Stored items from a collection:

··········

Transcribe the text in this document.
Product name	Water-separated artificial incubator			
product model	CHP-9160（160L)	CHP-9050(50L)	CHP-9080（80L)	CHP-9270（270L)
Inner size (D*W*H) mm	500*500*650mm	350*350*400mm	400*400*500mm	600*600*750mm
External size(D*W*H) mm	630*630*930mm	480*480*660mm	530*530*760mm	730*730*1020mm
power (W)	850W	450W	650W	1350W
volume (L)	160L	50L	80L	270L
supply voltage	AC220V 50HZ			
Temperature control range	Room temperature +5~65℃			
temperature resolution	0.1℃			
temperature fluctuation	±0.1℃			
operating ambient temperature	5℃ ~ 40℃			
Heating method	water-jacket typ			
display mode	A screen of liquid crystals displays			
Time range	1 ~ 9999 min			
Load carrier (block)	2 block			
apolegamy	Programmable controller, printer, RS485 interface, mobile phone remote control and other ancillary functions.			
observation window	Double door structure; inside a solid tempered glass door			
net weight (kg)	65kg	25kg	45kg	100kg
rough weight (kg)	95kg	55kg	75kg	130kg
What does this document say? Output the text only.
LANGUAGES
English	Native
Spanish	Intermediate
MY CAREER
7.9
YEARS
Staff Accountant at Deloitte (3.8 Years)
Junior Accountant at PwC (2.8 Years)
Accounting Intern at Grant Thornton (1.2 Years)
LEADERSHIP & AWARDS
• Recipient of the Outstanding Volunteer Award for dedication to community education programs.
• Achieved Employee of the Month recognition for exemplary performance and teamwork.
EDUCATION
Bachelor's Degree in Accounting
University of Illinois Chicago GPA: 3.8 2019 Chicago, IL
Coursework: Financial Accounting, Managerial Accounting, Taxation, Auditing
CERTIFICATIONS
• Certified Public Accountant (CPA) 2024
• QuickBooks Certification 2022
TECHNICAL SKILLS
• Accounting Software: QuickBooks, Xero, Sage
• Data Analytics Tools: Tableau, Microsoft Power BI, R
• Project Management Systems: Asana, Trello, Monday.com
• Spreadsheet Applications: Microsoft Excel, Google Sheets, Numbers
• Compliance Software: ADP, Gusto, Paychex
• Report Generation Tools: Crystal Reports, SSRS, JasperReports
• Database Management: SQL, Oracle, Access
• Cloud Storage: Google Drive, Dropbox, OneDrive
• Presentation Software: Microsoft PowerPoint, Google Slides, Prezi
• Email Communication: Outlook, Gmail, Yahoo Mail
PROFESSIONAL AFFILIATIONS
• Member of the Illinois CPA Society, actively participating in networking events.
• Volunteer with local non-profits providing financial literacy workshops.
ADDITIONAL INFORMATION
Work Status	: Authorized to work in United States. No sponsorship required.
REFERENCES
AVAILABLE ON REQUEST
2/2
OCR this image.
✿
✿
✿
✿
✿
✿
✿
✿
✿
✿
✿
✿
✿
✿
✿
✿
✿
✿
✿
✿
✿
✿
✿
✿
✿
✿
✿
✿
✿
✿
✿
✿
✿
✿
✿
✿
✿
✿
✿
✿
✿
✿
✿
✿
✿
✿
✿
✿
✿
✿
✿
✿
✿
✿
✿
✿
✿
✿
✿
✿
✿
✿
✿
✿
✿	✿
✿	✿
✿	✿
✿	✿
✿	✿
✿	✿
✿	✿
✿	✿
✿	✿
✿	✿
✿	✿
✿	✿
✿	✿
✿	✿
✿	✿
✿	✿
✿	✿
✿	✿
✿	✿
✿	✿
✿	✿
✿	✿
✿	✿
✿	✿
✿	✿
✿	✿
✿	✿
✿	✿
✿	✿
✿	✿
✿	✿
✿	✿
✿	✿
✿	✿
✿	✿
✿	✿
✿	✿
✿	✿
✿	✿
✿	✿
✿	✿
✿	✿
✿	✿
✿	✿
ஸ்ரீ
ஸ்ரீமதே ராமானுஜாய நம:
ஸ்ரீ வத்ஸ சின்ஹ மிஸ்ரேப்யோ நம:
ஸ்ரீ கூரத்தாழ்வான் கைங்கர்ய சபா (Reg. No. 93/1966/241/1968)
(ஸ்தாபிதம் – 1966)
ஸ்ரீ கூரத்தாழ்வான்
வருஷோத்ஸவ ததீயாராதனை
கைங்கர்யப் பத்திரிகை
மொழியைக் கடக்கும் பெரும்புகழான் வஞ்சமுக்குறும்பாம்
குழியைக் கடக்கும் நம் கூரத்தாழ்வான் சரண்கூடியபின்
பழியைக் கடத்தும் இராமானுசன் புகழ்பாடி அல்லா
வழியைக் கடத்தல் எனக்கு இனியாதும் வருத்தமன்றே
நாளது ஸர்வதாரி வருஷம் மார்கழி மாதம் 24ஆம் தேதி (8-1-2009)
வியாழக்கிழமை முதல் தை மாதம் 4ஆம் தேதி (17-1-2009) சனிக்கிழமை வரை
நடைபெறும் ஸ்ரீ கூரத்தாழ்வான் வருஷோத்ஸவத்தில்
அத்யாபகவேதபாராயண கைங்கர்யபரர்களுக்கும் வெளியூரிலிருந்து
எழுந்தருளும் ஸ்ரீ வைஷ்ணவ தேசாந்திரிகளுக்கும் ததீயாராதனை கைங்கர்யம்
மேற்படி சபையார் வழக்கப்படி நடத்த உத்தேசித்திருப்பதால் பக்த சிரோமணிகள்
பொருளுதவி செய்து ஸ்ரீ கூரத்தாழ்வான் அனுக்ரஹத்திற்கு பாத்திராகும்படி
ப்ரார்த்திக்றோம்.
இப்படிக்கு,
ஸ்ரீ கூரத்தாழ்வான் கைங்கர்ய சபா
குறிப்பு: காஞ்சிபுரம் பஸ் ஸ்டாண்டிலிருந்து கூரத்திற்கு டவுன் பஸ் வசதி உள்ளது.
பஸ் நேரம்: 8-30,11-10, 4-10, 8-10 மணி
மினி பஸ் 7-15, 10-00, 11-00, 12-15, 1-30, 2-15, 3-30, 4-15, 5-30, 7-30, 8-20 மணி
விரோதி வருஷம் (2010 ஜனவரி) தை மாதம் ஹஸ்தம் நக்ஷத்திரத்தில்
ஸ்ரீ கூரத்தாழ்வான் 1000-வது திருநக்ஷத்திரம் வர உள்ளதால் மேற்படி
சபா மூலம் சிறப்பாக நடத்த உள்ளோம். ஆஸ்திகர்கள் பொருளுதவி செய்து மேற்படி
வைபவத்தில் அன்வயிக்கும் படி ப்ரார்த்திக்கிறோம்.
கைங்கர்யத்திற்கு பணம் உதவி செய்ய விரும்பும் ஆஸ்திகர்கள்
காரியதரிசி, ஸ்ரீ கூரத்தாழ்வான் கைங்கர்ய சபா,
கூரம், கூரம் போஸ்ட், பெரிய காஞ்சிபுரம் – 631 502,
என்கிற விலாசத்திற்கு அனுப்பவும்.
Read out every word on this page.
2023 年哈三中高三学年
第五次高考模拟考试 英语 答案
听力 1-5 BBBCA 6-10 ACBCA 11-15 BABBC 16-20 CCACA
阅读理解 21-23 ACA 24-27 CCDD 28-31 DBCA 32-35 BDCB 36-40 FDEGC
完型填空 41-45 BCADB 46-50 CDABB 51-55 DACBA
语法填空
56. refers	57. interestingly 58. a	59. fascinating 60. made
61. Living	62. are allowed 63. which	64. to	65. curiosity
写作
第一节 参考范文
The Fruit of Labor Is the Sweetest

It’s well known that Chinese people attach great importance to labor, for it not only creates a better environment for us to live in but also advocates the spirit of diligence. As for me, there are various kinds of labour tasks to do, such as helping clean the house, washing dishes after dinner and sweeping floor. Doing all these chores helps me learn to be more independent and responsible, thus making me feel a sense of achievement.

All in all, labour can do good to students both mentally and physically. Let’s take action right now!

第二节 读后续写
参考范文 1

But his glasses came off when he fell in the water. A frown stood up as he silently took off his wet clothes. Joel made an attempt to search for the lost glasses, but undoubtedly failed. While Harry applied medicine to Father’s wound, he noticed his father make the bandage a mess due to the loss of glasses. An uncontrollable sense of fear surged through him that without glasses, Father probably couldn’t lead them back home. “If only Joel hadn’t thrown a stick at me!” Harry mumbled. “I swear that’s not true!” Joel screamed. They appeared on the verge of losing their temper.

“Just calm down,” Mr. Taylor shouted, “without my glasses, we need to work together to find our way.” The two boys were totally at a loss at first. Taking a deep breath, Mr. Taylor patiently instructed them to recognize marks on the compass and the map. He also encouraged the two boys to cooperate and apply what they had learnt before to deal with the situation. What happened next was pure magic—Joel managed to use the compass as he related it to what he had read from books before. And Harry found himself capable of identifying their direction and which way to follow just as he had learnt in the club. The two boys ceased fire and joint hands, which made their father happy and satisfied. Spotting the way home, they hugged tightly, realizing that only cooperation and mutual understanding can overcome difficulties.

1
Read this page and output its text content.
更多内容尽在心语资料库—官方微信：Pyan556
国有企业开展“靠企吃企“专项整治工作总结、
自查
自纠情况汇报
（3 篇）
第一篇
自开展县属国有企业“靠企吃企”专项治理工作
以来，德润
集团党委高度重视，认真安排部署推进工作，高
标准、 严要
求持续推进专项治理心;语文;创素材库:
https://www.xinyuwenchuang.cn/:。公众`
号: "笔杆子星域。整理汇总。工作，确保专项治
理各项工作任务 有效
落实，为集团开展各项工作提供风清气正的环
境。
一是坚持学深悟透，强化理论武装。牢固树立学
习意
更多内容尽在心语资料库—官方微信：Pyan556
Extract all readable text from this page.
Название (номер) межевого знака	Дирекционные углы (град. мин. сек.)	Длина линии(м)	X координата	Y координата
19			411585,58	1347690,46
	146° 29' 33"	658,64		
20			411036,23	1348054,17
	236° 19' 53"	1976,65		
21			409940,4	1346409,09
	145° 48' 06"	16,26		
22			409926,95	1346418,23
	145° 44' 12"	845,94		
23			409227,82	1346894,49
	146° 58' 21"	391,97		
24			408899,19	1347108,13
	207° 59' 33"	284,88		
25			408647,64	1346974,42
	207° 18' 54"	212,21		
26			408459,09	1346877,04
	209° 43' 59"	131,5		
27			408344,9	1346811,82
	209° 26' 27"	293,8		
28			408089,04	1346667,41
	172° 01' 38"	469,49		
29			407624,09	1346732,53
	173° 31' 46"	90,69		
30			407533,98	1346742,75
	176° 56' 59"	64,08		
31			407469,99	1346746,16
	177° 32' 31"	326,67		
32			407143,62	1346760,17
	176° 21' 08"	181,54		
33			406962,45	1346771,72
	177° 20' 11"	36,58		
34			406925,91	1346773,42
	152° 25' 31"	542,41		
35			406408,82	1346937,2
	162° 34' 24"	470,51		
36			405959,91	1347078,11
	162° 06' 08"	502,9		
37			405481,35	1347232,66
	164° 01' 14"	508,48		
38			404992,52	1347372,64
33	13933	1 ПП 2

··········

### What the task requires
Using the listing, copy every line where the word "labour" shows up.

### Worked answer
It’s well known that Chinese people attach great importance to labor, for it not only creates a better environment for us to live in but also advocates the spirit of diligence. As for me, there are various kinds of labour tasks to do, such as helping clean the house, washing dishes after dinner and sweeping floor. Doing all these chores helps me learn to be more independent and responsible, thus making me feel a sense of achievement.
All in all, labour can do good to students both mentally and physically. Let’s take action right now!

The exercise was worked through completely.